___ Records provided ___
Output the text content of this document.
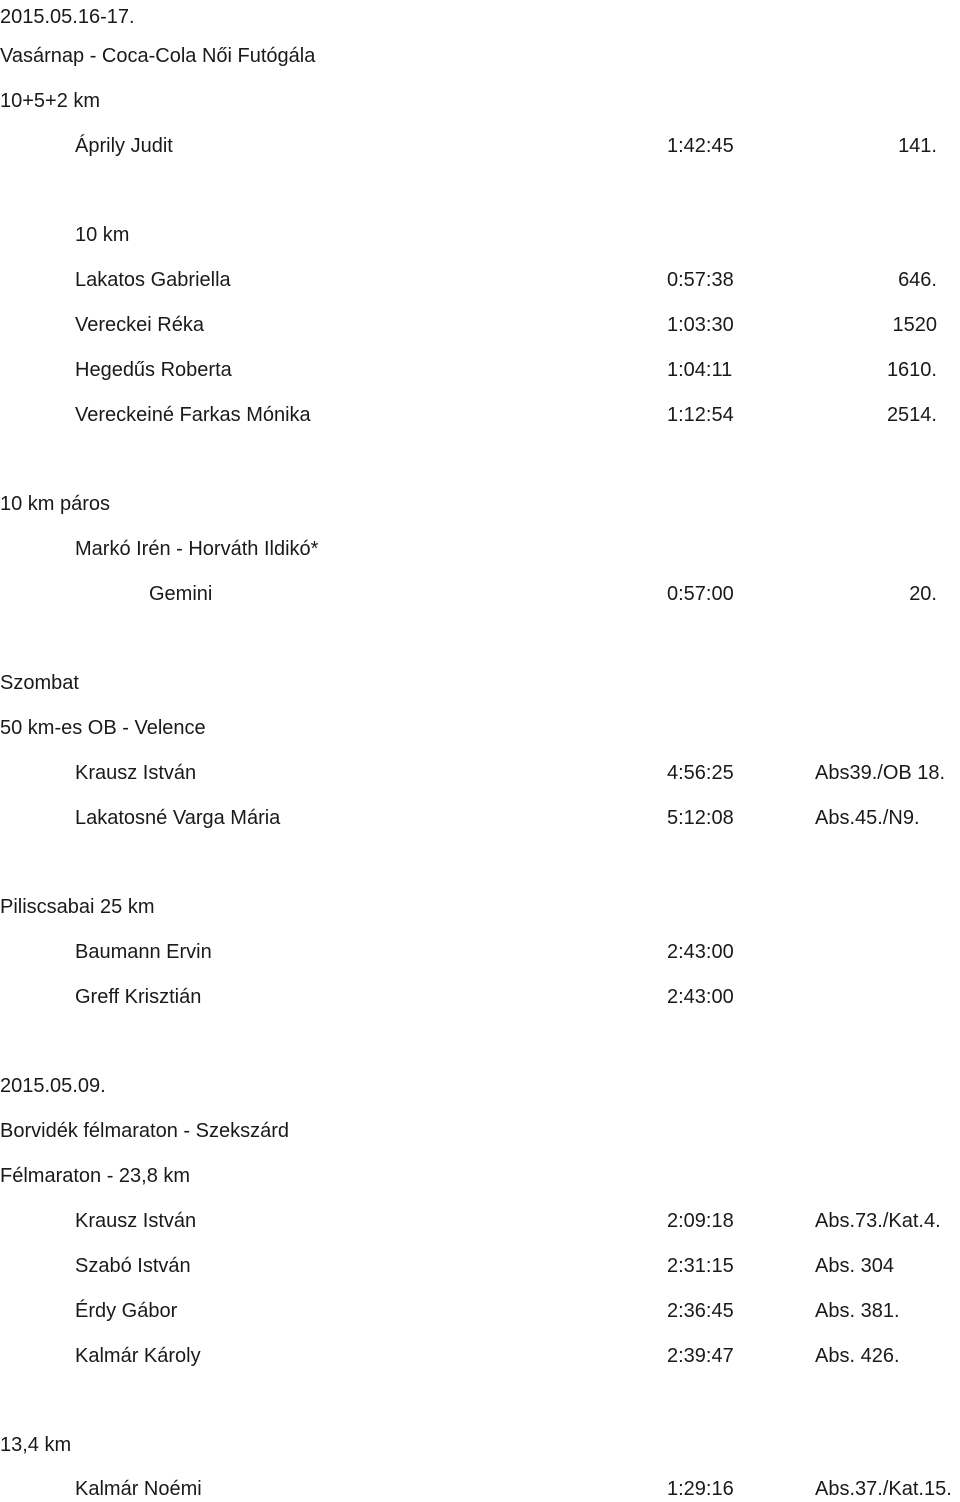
2015.05.16-17.
Vasárnap - Coca-Cola Női Futógála
10+5+2 km
Áprily Judit	1:42:45	141.
10 km
Lakatos Gabriella	0:57:38	646.
Vereckei Réka	1:03:30	1520
Hegedűs Roberta	1:04:11	1610.
Vereckeiné Farkas Mónika	1:12:54	2514.
10 km páros
Markó Irén - Horváth Ildikó*
Gemini	0:57:00	20.
Szombat
50 km-es OB - Velence
Krausz István	4:56:25	Abs39./OB 18.
Lakatosné Varga Mária	5:12:08	Abs.45./N9.
Piliscsabai 25 km
Baumann Ervin	2:43:00
Greff Krisztián	2:43:00
2015.05.09.
Borvidék félmaraton - Szekszárd
Félmaraton - 23,8 km
Krausz István	2:09:18	Abs.73./Kat.4.
Szabó István	2:31:15	Abs. 304
Érdy Gábor	2:36:45	Abs. 381.
Kalmár Károly	2:39:47	Abs. 426.
13,4 km
Kalmár Noémi	1:29:16	Abs.37./Kat.15.
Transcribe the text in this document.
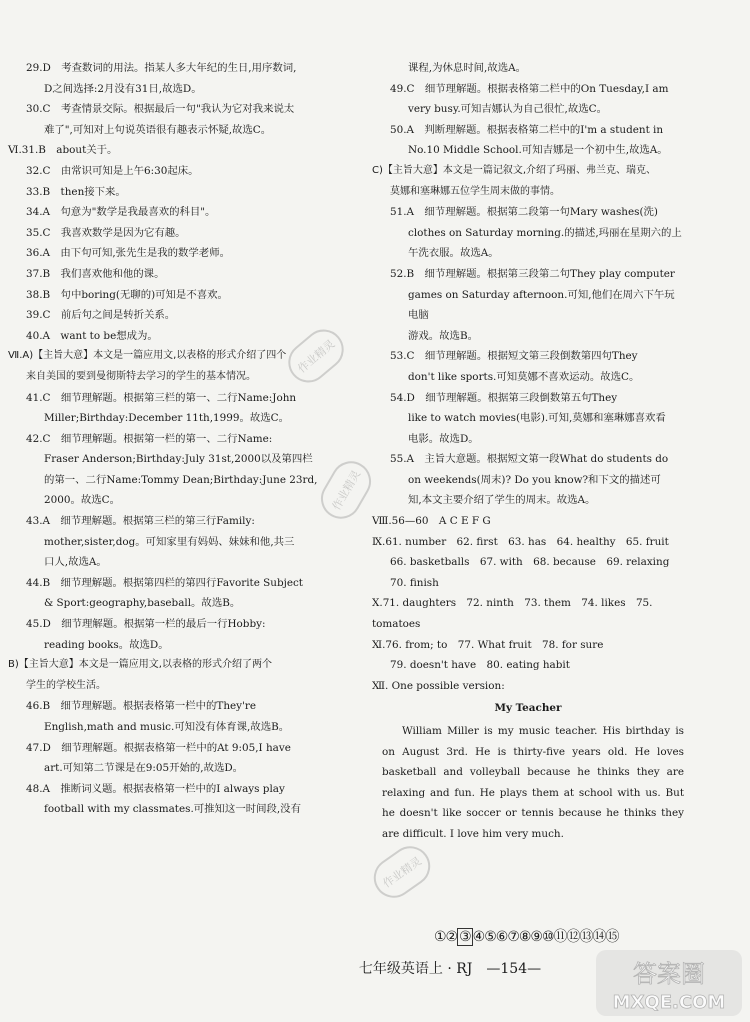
29.D　考查数词的用法。指某人多大年纪的生日,用序数词,

D之间选择:2月没有31日,故选D。

30.C　考查情景交际。根据最后一句"我认为它对我来说太

难了",可知对上句说英语很有趣表示怀疑,故选C。

Ⅵ.31.B　about关于。

32.C　由常识可知是上午6:30起床。

33.B　then接下来。

34.A　句意为"数学是我最喜欢的科目"。

35.C　我喜欢数学是因为它有趣。

36.A　由下句可知,张先生是我的数学老师。

37.B　我们喜欢他和他的课。

38.B　句中boring(无聊的)可知是不喜欢。

39.C　前后句之间是转折关系。

40.A　want to be想成为。

Ⅶ.A)【主旨大意】本文是一篇应用文,以表格的形式介绍了四个

来自美国的要到曼彻斯特去学习的学生的基本情况。

41.C　细节理解题。根据第三栏的第一、二行Name:John

Miller;Birthday:December 11th,1999。故选C。

42.C　细节理解题。根据第一栏的第一、二行Name:

Fraser Anderson;Birthday:July 31st,2000以及第四栏

的第一、二行Name:Tommy Dean;Birthday:June 23rd,

2000。故选C。

43.A　细节理解题。根据第三栏的第三行Family:

mother,sister,dog。可知家里有妈妈、妹妹和他,共三

口人,故选A。

44.B　细节理解题。根据第四栏的第四行Favorite Subject

& Sport:geography,baseball。故选B。

45.D　细节理解题。根据第一栏的最后一行Hobby:

reading books。故选D。

B)【主旨大意】本文是一篇应用文,以表格的形式介绍了两个

学生的学校生活。

46.B　细节理解题。根据表格第一栏中的They're

English,math and music.可知没有体育课,故选B。

47.D　细节理解题。根据表格第一栏中的At 9:05,I have

art.可知第二节课是在9:05开始的,故选D。

48.A　推断词义题。根据表格第一栏中的I always play

football with my classmates.可推知这一时间段,没有

课程,为休息时间,故选A。

49.C　细节理解题。根据表格第二栏中的On Tuesday,I am

very busy.可知吉娜认为自己很忙,故选C。

50.A　判断理解题。根据表格第二栏中的I'm a student in

No.10 Middle School.可知吉娜是一个初中生,故选A。

C)【主旨大意】本文是一篇记叙文,介绍了玛丽、弗兰克、瑞克、

莫娜和塞琳娜五位学生周末做的事情。

51.A　细节理解题。根据第二段第一句Mary washes(洗)

clothes on Saturday morning.的描述,玛丽在星期六的上

午洗衣服。故选A。

52.B　细节理解题。根据第三段第二句They play computer

games on Saturday afternoon.可知,他们在周六下午玩电脑

游戏。故选B。

53.C　细节理解题。根据短文第三段倒数第四句They

don't like sports.可知莫娜不喜欢运动。故选C。

54.D　细节理解题。根据第三段倒数第五句They

like to watch movies(电影).可知,莫娜和塞琳娜喜欢看

电影。故选D。

55.A　主旨大意题。根据短文第一段What do students do

on weekends(周末)? Do you know?和下文的描述可

知,本文主要介绍了学生的周末。故选A。

Ⅷ.56—60　A C E F G

Ⅸ.61. number　62. first　63. has　64. healthy　65. fruit

66. basketballs　67. with　68. because　69. relaxing

70. finish

Ⅹ.71. daughters　72. ninth　73. them　74. likes　75. tomatoes

Ⅺ.76. from; to　77. What fruit　78. for sure

79. doesn't have　80. eating habit

Ⅻ. One possible version:

My Teacher

William Miller is my music teacher. His birthday is on August 3rd. He is thirty-five years old. He loves basketball and volleyball because he thinks they are relaxing and fun. He plays them at school with us. But he doesn't like soccer or tennis because he thinks they are difficult. I love him very much.

①② ③ ④⑤⑥⑦⑧⑨⑩⑪⑫⑬⑭⑮
七年级英语上 · RJ　—154—
作业精灵
作业精灵
作业精灵
答案圈
MXQE.COM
___
# Required task:
Pictures are excluded; output everything else in the data verbatim.

# Exercise response:
Output the text content of this document.
2015.05.16-17.
Vasárnap - Coca-Cola Női Futógála
10+5+2 km
Áprily Judit	1:42:45	141.
10 km
Lakatos Gabriella	0:57:38	646.
Vereckei Réka	1:03:30	1520
Hegedűs Roberta	1:04:11	1610.
Vereckeiné Farkas Mónika	1:12:54	2514.
10 km páros
Markó Irén - Horváth Ildikó*
Gemini	0:57:00	20.
Szombat
50 km-es OB - Velence
Krausz István	4:56:25	Abs39./OB 18.
Lakatosné Varga Mária	5:12:08	Abs.45./N9.
Piliscsabai 25 km
Baumann Ervin	2:43:00
Greff Krisztián	2:43:00
2015.05.09.
Borvidék félmaraton - Szekszárd
Félmaraton - 23,8 km
Krausz István	2:09:18	Abs.73./Kat.4.
Szabó István	2:31:15	Abs. 304
Érdy Gábor	2:36:45	Abs. 381.
Kalmár Károly	2:39:47	Abs. 426.
13,4 km
Kalmár Noémi	1:29:16	Abs.37./Kat.15.
Transcribe the text in this document.
29.D　考查数词的用法。指某人多大年纪的生日,用序数词,

D之间选择:2月没有31日,故选D。

30.C　考查情景交际。根据最后一句"我认为它对我来说太

难了",可知对上句说英语很有趣表示怀疑,故选C。

Ⅵ.31.B　about关于。

32.C　由常识可知是上午6:30起床。

33.B　then接下来。

34.A　句意为"数学是我最喜欢的科目"。

35.C　我喜欢数学是因为它有趣。

36.A　由下句可知,张先生是我的数学老师。

37.B　我们喜欢他和他的课。

38.B　句中boring(无聊的)可知是不喜欢。

39.C　前后句之间是转折关系。

40.A　want to be想成为。

Ⅶ.A)【主旨大意】本文是一篇应用文,以表格的形式介绍了四个

来自美国的要到曼彻斯特去学习的学生的基本情况。

41.C　细节理解题。根据第三栏的第一、二行Name:John

Miller;Birthday:December 11th,1999。故选C。

42.C　细节理解题。根据第一栏的第一、二行Name:

Fraser Anderson;Birthday:July 31st,2000以及第四栏

的第一、二行Name:Tommy Dean;Birthday:June 23rd,

2000。故选C。

43.A　细节理解题。根据第三栏的第三行Family:

mother,sister,dog。可知家里有妈妈、妹妹和他,共三

口人,故选A。

44.B　细节理解题。根据第四栏的第四行Favorite Subject

& Sport:geography,baseball。故选B。

45.D　细节理解题。根据第一栏的最后一行Hobby:

reading books。故选D。

B)【主旨大意】本文是一篇应用文,以表格的形式介绍了两个

学生的学校生活。

46.B　细节理解题。根据表格第一栏中的They're

English,math and music.可知没有体育课,故选B。

47.D　细节理解题。根据表格第一栏中的At 9:05,I have

art.可知第二节课是在9:05开始的,故选D。

48.A　推断词义题。根据表格第一栏中的I always play

football with my classmates.可推知这一时间段,没有

课程,为休息时间,故选A。

49.C　细节理解题。根据表格第二栏中的On Tuesday,I am

very busy.可知吉娜认为自己很忙,故选C。

50.A　判断理解题。根据表格第二栏中的I'm a student in

No.10 Middle School.可知吉娜是一个初中生,故选A。

C)【主旨大意】本文是一篇记叙文,介绍了玛丽、弗兰克、瑞克、

莫娜和塞琳娜五位学生周末做的事情。

51.A　细节理解题。根据第二段第一句Mary washes(洗)

clothes on Saturday morning.的描述,玛丽在星期六的上

午洗衣服。故选A。

52.B　细节理解题。根据第三段第二句They play computer

games on Saturday afternoon.可知,他们在周六下午玩电脑

游戏。故选B。

53.C　细节理解题。根据短文第三段倒数第四句They

don't like sports.可知莫娜不喜欢运动。故选C。

54.D　细节理解题。根据第三段倒数第五句They

like to watch movies(电影).可知,莫娜和塞琳娜喜欢看

电影。故选D。

55.A　主旨大意题。根据短文第一段What do students do

on weekends(周末)? Do you know?和下文的描述可

知,本文主要介绍了学生的周末。故选A。

Ⅷ.56—60　A C E F G

Ⅸ.61. number　62. first　63. has　64. healthy　65. fruit

66. basketballs　67. with　68. because　69. relaxing

70. finish

Ⅹ.71. daughters　72. ninth　73. them　74. likes　75. tomatoes

Ⅺ.76. from; to　77. What fruit　78. for sure

79. doesn't have　80. eating habit

Ⅻ. One possible version:

My Teacher

William Miller is my music teacher. His birthday is on August 3rd. He is thirty-five years old. He loves basketball and volleyball because he thinks they are relaxing and fun. He plays them at school with us. But he doesn't like soccer or tennis because he thinks they are difficult. I love him very much.

①② ③ ④⑤⑥⑦⑧⑨⑩⑪⑫⑬⑭⑮
七年级英语上 · RJ　—154—
作业精灵
作业精灵
作业精灵
答案圈
MXQE.COM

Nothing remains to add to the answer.